Copy out all the lines exactly. Omit pictures.

====== The data ======

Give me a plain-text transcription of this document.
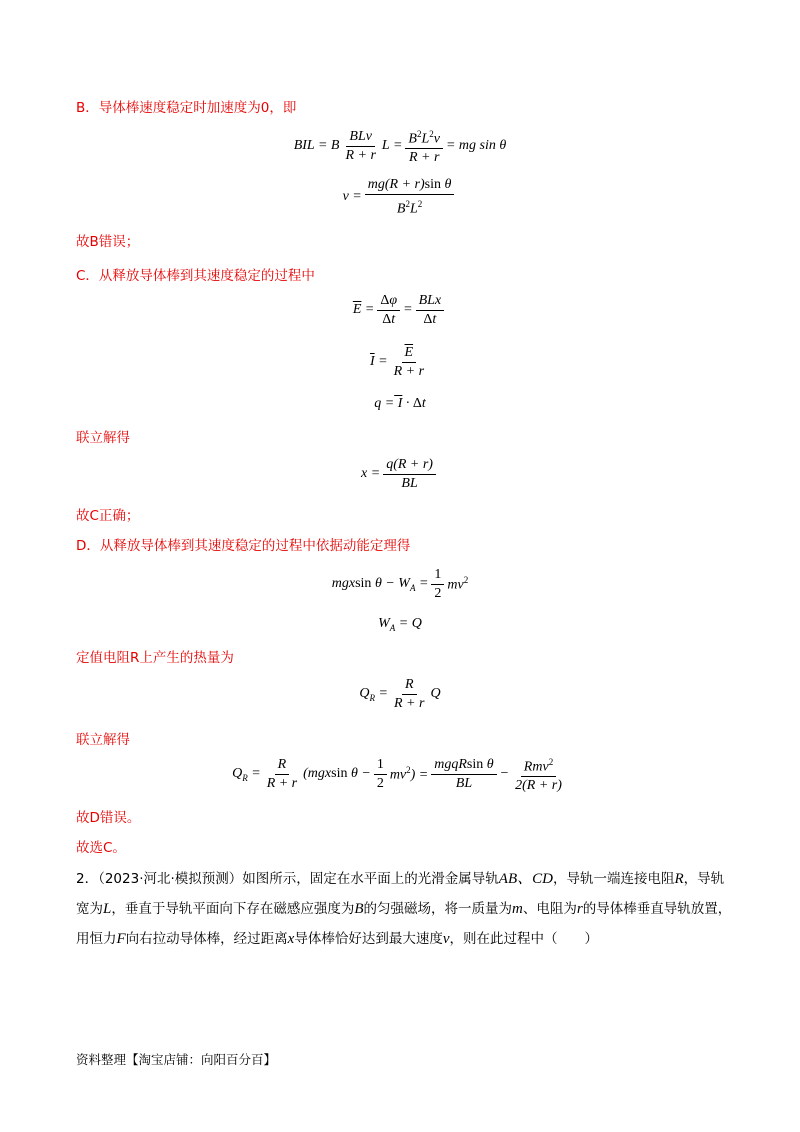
B．导体棒速度稳定时加速度为0，即
BIL = B $\frac{\text{BLv}}{R + r}$ $L = \frac{B^2L^2v}{R + r}$ = mg sin θ
$v = \frac{\text{mg(R + r)sin θ}}{B^2L^2}$
故B错误；
C．从释放导体棒到其速度稳定的过程中
$\overline{E} = \frac{\Delta\varphi}{\Delta t} = \frac{\text{BLx}}{\Delta t}$
$\overline{I} = \frac{\overline{E}}{R + r}$
q = I · Δt
联立解得
$x = \frac{q(R + r)}{BL}$
故C正确；
D．从释放导体棒到其速度稳定的过程中依据动能定理得
mgxsin $\theta - W_A = \frac{1}{2} mv^2$
$W_A = Q$
定值电阻R上产生的热量为
$Q_R = \frac{R}{R + r}$ Q
联立解得
$Q_R = \frac{R}{R + r} (mgxsin$ $\theta - \frac{1}{2} mv^2) = \frac{\text{mgqRsin θ}}{BL} - \frac{Rmv^2}{2(R + r)}$
故D错误。
故选C。
2．（2023·河北·模拟预测）如图所示，固定在水平面上的光滑金属导轨AB、CD，导轨一端连接电阻R，导轨宽为L，垂直于导轨平面向下存在磁感应强度为B的匀强磁场，将一质量为m、电阻为r的导体棒垂直导轨放置，用恒力F向右拉动导体棒，经过距离x导体棒恰好达到最大速度v，则在此过程中（　　）
资料整理【淘宝店铺：向阳百分百】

======

=== Task answer ===
Give me a plain-text transcription of this document.
B．导体棒速度稳定时加速度为0，即
BIL = B $\frac{\text{BLv}}{R + r}$ $L = \frac{B^2L^2v}{R + r}$ = mg sin θ
$v = \frac{\text{mg(R + r)sin θ}}{B^2L^2}$
故B错误；
C．从释放导体棒到其速度稳定的过程中
$\overline{E} = \frac{\Delta\varphi}{\Delta t} = \frac{\text{BLx}}{\Delta t}$
$\overline{I} = \frac{\overline{E}}{R + r}$
q = I · Δt
联立解得
$x = \frac{q(R + r)}{BL}$
故C正确；
D．从释放导体棒到其速度稳定的过程中依据动能定理得
mgxsin $\theta - W_A = \frac{1}{2} mv^2$
$W_A = Q$
定值电阻R上产生的热量为
$Q_R = \frac{R}{R + r}$ Q
联立解得
$Q_R = \frac{R}{R + r} (mgxsin$ $\theta - \frac{1}{2} mv^2) = \frac{\text{mgqRsin θ}}{BL} - \frac{Rmv^2}{2(R + r)}$
故D错误。
故选C。
2．（2023·河北·模拟预测）如图所示，固定在水平面上的光滑金属导轨AB、CD，导轨一端连接电阻R，导轨宽为L，垂直于导轨平面向下存在磁感应强度为B的匀强磁场，将一质量为m、电阻为r的导体棒垂直导轨放置，用恒力F向右拉动导体棒，经过距离x导体棒恰好达到最大速度v，则在此过程中（　　）
资料整理【淘宝店铺：向阳百分百】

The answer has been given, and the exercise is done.